*Supplied material*
☆ ☆ ☆
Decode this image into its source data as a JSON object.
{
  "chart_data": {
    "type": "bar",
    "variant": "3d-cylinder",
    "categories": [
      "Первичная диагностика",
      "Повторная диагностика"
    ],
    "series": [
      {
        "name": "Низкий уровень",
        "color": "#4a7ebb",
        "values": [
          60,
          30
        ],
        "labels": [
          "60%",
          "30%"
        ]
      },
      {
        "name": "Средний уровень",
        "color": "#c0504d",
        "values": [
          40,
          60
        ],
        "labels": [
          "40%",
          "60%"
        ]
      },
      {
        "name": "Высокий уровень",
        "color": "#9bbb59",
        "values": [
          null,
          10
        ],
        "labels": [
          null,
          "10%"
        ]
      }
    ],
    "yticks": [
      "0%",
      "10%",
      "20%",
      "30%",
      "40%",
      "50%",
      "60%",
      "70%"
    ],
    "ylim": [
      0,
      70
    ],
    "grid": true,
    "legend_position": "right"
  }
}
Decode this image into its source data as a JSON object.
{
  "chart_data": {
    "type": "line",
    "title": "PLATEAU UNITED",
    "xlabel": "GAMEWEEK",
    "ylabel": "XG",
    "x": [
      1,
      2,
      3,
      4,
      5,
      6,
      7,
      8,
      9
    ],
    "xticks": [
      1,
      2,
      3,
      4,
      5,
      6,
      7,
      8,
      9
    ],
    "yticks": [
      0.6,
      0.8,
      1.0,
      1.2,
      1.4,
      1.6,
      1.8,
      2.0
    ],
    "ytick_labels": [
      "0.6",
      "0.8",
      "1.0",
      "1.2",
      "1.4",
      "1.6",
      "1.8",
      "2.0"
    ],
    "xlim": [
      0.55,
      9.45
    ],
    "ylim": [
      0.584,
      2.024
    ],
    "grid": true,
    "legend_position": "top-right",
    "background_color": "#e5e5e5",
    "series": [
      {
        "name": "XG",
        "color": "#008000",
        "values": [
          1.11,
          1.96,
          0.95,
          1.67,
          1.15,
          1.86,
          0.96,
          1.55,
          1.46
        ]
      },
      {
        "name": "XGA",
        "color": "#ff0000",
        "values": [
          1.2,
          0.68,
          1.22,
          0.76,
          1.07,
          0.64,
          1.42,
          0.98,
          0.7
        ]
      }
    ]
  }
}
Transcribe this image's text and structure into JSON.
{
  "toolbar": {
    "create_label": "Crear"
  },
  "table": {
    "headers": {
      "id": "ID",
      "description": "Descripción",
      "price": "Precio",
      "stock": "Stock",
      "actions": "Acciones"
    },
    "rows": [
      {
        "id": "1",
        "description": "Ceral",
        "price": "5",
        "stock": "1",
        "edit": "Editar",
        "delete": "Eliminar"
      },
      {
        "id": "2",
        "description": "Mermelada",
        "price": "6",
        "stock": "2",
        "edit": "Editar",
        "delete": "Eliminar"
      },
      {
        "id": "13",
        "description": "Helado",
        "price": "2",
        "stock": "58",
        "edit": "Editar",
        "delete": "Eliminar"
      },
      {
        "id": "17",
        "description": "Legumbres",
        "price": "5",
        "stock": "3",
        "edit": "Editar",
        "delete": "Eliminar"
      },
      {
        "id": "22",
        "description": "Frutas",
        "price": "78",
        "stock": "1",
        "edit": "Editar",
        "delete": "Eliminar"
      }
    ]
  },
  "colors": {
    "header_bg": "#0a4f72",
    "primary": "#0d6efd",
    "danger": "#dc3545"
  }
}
☆ ☆ ☆
*What is expected*
Please set down the whole listing above without altering a single line.

*Exercise response*
Decode this image into its source data as a JSON object.
{
  "chart_data": {
    "type": "bar",
    "variant": "3d-cylinder",
    "categories": [
      "Первичная диагностика",
      "Повторная диагностика"
    ],
    "series": [
      {
        "name": "Низкий уровень",
        "color": "#4a7ebb",
        "values": [
          60,
          30
        ],
        "labels": [
          "60%",
          "30%"
        ]
      },
      {
        "name": "Средний уровень",
        "color": "#c0504d",
        "values": [
          40,
          60
        ],
        "labels": [
          "40%",
          "60%"
        ]
      },
      {
        "name": "Высокий уровень",
        "color": "#9bbb59",
        "values": [
          null,
          10
        ],
        "labels": [
          null,
          "10%"
        ]
      }
    ],
    "yticks": [
      "0%",
      "10%",
      "20%",
      "30%",
      "40%",
      "50%",
      "60%",
      "70%"
    ],
    "ylim": [
      0,
      70
    ],
    "grid": true,
    "legend_position": "right"
  }
}
Decode this image into its source data as a JSON object.
{
  "chart_data": {
    "type": "line",
    "title": "PLATEAU UNITED",
    "xlabel": "GAMEWEEK",
    "ylabel": "XG",
    "x": [
      1,
      2,
      3,
      4,
      5,
      6,
      7,
      8,
      9
    ],
    "xticks": [
      1,
      2,
      3,
      4,
      5,
      6,
      7,
      8,
      9
    ],
    "yticks": [
      0.6,
      0.8,
      1.0,
      1.2,
      1.4,
      1.6,
      1.8,
      2.0
    ],
    "ytick_labels": [
      "0.6",
      "0.8",
      "1.0",
      "1.2",
      "1.4",
      "1.6",
      "1.8",
      "2.0"
    ],
    "xlim": [
      0.55,
      9.45
    ],
    "ylim": [
      0.584,
      2.024
    ],
    "grid": true,
    "legend_position": "top-right",
    "background_color": "#e5e5e5",
    "series": [
      {
        "name": "XG",
        "color": "#008000",
        "values": [
          1.11,
          1.96,
          0.95,
          1.67,
          1.15,
          1.86,
          0.96,
          1.55,
          1.46
        ]
      },
      {
        "name": "XGA",
        "color": "#ff0000",
        "values": [
          1.2,
          0.68,
          1.22,
          0.76,
          1.07,
          0.64,
          1.42,
          0.98,
          0.7
        ]
      }
    ]
  }
}
Transcribe this image's text and structure into JSON.
{
  "toolbar": {
    "create_label": "Crear"
  },
  "table": {
    "headers": {
      "id": "ID",
      "description": "Descripción",
      "price": "Precio",
      "stock": "Stock",
      "actions": "Acciones"
    },
    "rows": [
      {
        "id": "1",
        "description": "Ceral",
        "price": "5",
        "stock": "1",
        "edit": "Editar",
        "delete": "Eliminar"
      },
      {
        "id": "2",
        "description": "Mermelada",
        "price": "6",
        "stock": "2",
        "edit": "Editar",
        "delete": "Eliminar"
      },
      {
        "id": "13",
        "description": "Helado",
        "price": "2",
        "stock": "58",
        "edit": "Editar",
        "delete": "Eliminar"
      },
      {
        "id": "17",
        "description": "Legumbres",
        "price": "5",
        "stock": "3",
        "edit": "Editar",
        "delete": "Eliminar"
      },
      {
        "id": "22",
        "description": "Frutas",
        "price": "78",
        "stock": "1",
        "edit": "Editar",
        "delete": "Eliminar"
      }
    ]
  },
  "colors": {
    "header_bg": "#0a4f72",
    "primary": "#0d6efd",
    "danger": "#dc3545"
  }
}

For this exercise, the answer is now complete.